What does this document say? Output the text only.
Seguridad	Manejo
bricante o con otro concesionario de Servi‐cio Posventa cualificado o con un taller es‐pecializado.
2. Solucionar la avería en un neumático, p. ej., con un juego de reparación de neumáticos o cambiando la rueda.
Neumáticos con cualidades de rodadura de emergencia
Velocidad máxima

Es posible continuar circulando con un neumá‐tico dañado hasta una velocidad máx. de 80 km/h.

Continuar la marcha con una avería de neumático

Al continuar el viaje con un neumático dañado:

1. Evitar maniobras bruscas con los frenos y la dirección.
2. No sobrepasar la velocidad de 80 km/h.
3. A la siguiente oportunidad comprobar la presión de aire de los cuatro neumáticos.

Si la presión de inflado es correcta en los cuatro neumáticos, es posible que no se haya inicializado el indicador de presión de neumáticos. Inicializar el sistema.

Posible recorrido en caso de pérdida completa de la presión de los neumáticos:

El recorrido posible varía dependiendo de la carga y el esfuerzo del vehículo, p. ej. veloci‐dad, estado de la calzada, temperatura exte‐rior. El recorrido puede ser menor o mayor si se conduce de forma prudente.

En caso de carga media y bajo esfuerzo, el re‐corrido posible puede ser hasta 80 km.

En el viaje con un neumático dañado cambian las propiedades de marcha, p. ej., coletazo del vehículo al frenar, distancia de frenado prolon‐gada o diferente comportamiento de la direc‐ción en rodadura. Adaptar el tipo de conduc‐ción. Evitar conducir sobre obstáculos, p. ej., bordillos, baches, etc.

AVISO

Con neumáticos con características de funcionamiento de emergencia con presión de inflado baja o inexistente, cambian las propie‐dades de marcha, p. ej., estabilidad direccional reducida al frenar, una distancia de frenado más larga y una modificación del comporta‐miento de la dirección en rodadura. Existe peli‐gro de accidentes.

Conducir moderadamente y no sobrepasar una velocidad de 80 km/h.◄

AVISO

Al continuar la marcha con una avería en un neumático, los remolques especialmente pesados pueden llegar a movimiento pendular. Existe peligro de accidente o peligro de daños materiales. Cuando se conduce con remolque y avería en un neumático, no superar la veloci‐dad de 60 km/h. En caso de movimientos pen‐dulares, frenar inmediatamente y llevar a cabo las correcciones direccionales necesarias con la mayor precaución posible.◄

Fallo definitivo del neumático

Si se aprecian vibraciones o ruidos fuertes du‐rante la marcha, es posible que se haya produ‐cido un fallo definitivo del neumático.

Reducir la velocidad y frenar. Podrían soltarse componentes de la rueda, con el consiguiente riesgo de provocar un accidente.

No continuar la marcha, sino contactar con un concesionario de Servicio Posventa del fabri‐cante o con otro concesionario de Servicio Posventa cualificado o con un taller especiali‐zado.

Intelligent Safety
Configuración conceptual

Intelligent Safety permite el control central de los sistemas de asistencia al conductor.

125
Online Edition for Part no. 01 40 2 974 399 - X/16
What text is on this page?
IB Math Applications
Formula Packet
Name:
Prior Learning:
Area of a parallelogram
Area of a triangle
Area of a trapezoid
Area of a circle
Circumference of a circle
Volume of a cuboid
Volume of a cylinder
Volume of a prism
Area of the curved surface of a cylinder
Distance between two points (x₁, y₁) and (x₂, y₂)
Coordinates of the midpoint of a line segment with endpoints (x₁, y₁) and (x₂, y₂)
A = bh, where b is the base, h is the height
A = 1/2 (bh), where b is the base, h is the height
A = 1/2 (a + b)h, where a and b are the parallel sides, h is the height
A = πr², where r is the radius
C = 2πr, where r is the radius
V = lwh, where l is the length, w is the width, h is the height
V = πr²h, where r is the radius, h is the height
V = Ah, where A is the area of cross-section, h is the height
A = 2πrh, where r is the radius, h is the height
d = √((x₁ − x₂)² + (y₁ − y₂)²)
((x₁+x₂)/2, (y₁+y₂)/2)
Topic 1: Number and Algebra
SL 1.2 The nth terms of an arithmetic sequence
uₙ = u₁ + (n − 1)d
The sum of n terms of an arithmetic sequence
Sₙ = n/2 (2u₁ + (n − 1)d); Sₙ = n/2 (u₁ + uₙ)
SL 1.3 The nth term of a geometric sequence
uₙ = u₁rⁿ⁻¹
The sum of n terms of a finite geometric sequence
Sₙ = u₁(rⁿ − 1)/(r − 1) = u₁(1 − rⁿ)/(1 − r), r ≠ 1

- [Objective]: Reproduce each line verbatim.

- [In response]:
What does this document say? Output the text only.
Seguridad	Manejo
bricante o con otro concesionario de Servi‐cio Posventa cualificado o con un taller es‐pecializado.
2. Solucionar la avería en un neumático, p. ej., con un juego de reparación de neumáticos o cambiando la rueda.
Neumáticos con cualidades de rodadura de emergencia
Velocidad máxima

Es posible continuar circulando con un neumá‐tico dañado hasta una velocidad máx. de 80 km/h.

Continuar la marcha con una avería de neumático

Al continuar el viaje con un neumático dañado:

1. Evitar maniobras bruscas con los frenos y la dirección.
2. No sobrepasar la velocidad de 80 km/h.
3. A la siguiente oportunidad comprobar la presión de aire de los cuatro neumáticos.

Si la presión de inflado es correcta en los cuatro neumáticos, es posible que no se haya inicializado el indicador de presión de neumáticos. Inicializar el sistema.

Posible recorrido en caso de pérdida completa de la presión de los neumáticos:

El recorrido posible varía dependiendo de la carga y el esfuerzo del vehículo, p. ej. veloci‐dad, estado de la calzada, temperatura exte‐rior. El recorrido puede ser menor o mayor si se conduce de forma prudente.

En caso de carga media y bajo esfuerzo, el re‐corrido posible puede ser hasta 80 km.

En el viaje con un neumático dañado cambian las propiedades de marcha, p. ej., coletazo del vehículo al frenar, distancia de frenado prolon‐gada o diferente comportamiento de la direc‐ción en rodadura. Adaptar el tipo de conduc‐ción. Evitar conducir sobre obstáculos, p. ej., bordillos, baches, etc.

AVISO

Con neumáticos con características de funcionamiento de emergencia con presión de inflado baja o inexistente, cambian las propie‐dades de marcha, p. ej., estabilidad direccional reducida al frenar, una distancia de frenado más larga y una modificación del comporta‐miento de la dirección en rodadura. Existe peli‐gro de accidentes.

Conducir moderadamente y no sobrepasar una velocidad de 80 km/h.◄

AVISO

Al continuar la marcha con una avería en un neumático, los remolques especialmente pesados pueden llegar a movimiento pendular. Existe peligro de accidente o peligro de daños materiales. Cuando se conduce con remolque y avería en un neumático, no superar la veloci‐dad de 60 km/h. En caso de movimientos pen‐dulares, frenar inmediatamente y llevar a cabo las correcciones direccionales necesarias con la mayor precaución posible.◄

Fallo definitivo del neumático

Si se aprecian vibraciones o ruidos fuertes du‐rante la marcha, es posible que se haya produ‐cido un fallo definitivo del neumático.

Reducir la velocidad y frenar. Podrían soltarse componentes de la rueda, con el consiguiente riesgo de provocar un accidente.

No continuar la marcha, sino contactar con un concesionario de Servicio Posventa del fabri‐cante o con otro concesionario de Servicio Posventa cualificado o con un taller especiali‐zado.

Intelligent Safety
Configuración conceptual

Intelligent Safety permite el control central de los sistemas de asistencia al conductor.

125
Online Edition for Part no. 01 40 2 974 399 - X/16
What text is on this page?
IB Math Applications
Formula Packet
Name:
Prior Learning:
Area of a parallelogram
Area of a triangle
Area of a trapezoid
Area of a circle
Circumference of a circle
Volume of a cuboid
Volume of a cylinder
Volume of a prism
Area of the curved surface of a cylinder
Distance between two points (x₁, y₁) and (x₂, y₂)
Coordinates of the midpoint of a line segment with endpoints (x₁, y₁) and (x₂, y₂)
A = bh, where b is the base, h is the height
A = 1/2 (bh), where b is the base, h is the height
A = 1/2 (a + b)h, where a and b are the parallel sides, h is the height
A = πr², where r is the radius
C = 2πr, where r is the radius
V = lwh, where l is the length, w is the width, h is the height
V = πr²h, where r is the radius, h is the height
V = Ah, where A is the area of cross-section, h is the height
A = 2πrh, where r is the radius, h is the height
d = √((x₁ − x₂)² + (y₁ − y₂)²)
((x₁+x₂)/2, (y₁+y₂)/2)
Topic 1: Number and Algebra
SL 1.2 The nth terms of an arithmetic sequence
uₙ = u₁ + (n − 1)d
The sum of n terms of an arithmetic sequence
Sₙ = n/2 (2u₁ + (n − 1)d); Sₙ = n/2 (u₁ + uₙ)
SL 1.3 The nth term of a geometric sequence
uₙ = u₁rⁿ⁻¹
The sum of n terms of a finite geometric sequence
Sₙ = u₁(rⁿ − 1)/(r − 1) = u₁(1 − rⁿ)/(1 − r), r ≠ 1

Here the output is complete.